Data to use:
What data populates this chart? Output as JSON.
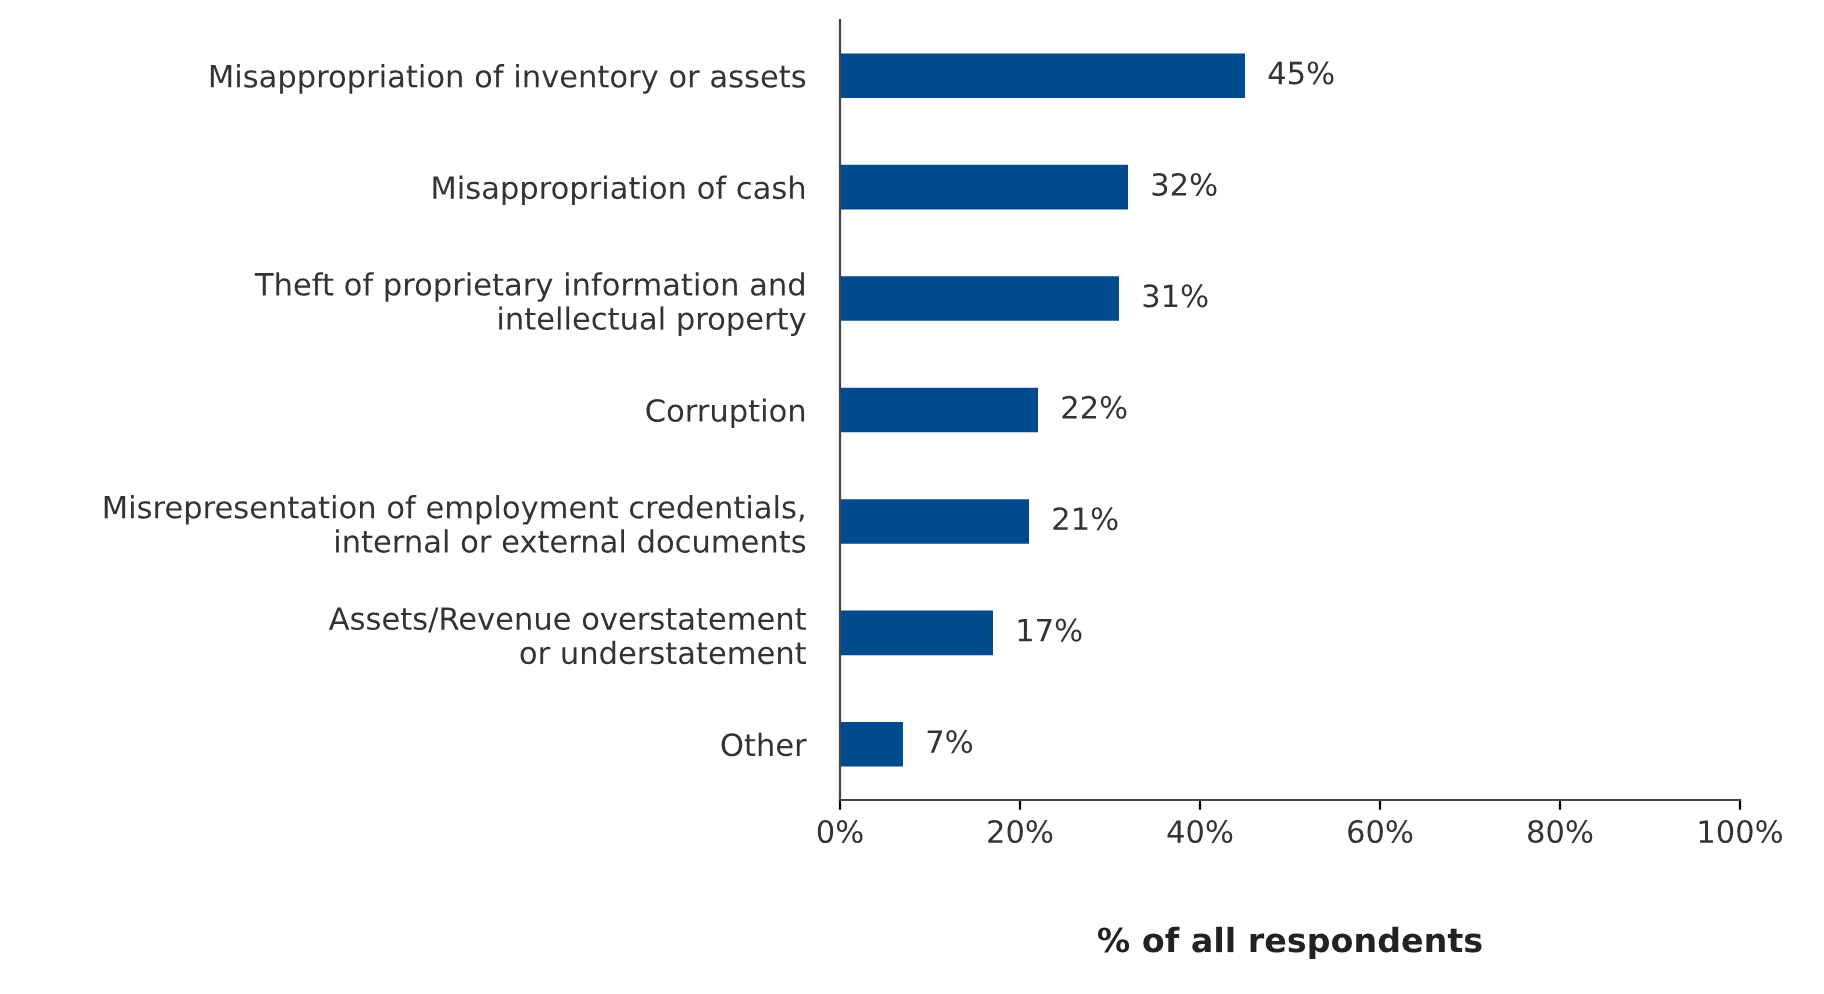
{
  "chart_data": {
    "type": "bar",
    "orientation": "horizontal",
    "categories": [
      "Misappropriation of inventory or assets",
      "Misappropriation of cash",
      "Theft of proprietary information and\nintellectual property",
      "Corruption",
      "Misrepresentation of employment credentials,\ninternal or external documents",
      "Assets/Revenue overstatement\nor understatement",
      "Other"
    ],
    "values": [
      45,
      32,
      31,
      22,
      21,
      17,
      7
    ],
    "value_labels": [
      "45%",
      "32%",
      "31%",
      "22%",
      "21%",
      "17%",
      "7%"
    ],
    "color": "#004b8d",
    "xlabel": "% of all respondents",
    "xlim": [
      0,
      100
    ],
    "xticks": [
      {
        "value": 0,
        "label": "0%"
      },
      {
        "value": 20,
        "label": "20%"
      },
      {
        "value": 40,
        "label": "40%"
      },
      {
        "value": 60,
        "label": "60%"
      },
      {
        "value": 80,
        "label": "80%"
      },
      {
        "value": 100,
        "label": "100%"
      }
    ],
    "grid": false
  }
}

Written request:
Pictures stay out; repeat all the rest of the records exactly.

Solution to the exercise:
What data populates this chart? Output as JSON.
{
  "chart_data": {
    "type": "bar",
    "orientation": "horizontal",
    "categories": [
      "Misappropriation of inventory or assets",
      "Misappropriation of cash",
      "Theft of proprietary information and\nintellectual property",
      "Corruption",
      "Misrepresentation of employment credentials,\ninternal or external documents",
      "Assets/Revenue overstatement\nor understatement",
      "Other"
    ],
    "values": [
      45,
      32,
      31,
      22,
      21,
      17,
      7
    ],
    "value_labels": [
      "45%",
      "32%",
      "31%",
      "22%",
      "21%",
      "17%",
      "7%"
    ],
    "color": "#004b8d",
    "xlabel": "% of all respondents",
    "xlim": [
      0,
      100
    ],
    "xticks": [
      {
        "value": 0,
        "label": "0%"
      },
      {
        "value": 20,
        "label": "20%"
      },
      {
        "value": 40,
        "label": "40%"
      },
      {
        "value": 60,
        "label": "60%"
      },
      {
        "value": 80,
        "label": "80%"
      },
      {
        "value": 100,
        "label": "100%"
      }
    ],
    "grid": false
  }
}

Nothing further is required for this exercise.